- **Given instruction**: Each line of the material below that holds the word "Start" needs to be copied.
[begin Entries provided]
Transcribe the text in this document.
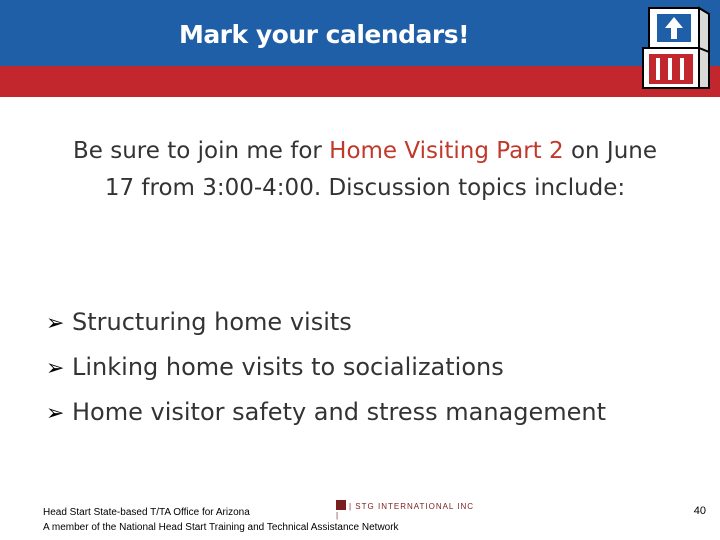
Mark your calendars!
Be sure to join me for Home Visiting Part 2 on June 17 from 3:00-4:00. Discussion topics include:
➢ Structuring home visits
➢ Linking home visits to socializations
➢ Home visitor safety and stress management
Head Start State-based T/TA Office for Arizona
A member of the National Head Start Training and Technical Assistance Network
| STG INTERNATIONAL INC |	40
[end Entries provided]
[begin Entries provided]
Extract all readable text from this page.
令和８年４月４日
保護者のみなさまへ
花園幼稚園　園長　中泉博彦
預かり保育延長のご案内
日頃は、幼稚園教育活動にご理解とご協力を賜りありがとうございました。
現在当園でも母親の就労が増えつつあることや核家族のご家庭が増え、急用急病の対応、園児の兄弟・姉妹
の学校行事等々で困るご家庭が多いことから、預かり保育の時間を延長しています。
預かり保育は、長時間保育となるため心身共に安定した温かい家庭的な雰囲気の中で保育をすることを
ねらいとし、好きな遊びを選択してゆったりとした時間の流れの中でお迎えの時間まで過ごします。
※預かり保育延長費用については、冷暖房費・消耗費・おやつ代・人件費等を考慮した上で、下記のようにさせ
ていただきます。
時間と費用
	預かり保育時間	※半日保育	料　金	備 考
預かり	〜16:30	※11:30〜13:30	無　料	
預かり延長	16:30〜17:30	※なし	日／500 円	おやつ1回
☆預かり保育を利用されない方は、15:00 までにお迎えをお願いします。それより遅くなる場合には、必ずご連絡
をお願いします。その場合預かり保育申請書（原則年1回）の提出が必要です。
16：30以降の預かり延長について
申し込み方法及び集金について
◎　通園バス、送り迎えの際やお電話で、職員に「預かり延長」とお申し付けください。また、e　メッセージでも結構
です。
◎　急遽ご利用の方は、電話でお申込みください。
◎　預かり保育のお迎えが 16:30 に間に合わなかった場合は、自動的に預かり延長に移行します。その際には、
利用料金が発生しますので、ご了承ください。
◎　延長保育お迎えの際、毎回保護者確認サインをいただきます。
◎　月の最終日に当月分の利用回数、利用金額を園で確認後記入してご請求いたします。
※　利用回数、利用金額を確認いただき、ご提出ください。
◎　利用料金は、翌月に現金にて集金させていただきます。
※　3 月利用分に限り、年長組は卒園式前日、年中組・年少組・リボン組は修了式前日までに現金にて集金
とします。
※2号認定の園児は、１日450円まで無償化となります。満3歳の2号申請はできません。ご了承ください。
[end Entries provided]
- **Answer to the exercise**:
Head Start State-based T/TA Office for Arizona
A member of the National Head Start Training and Technical Assistance Network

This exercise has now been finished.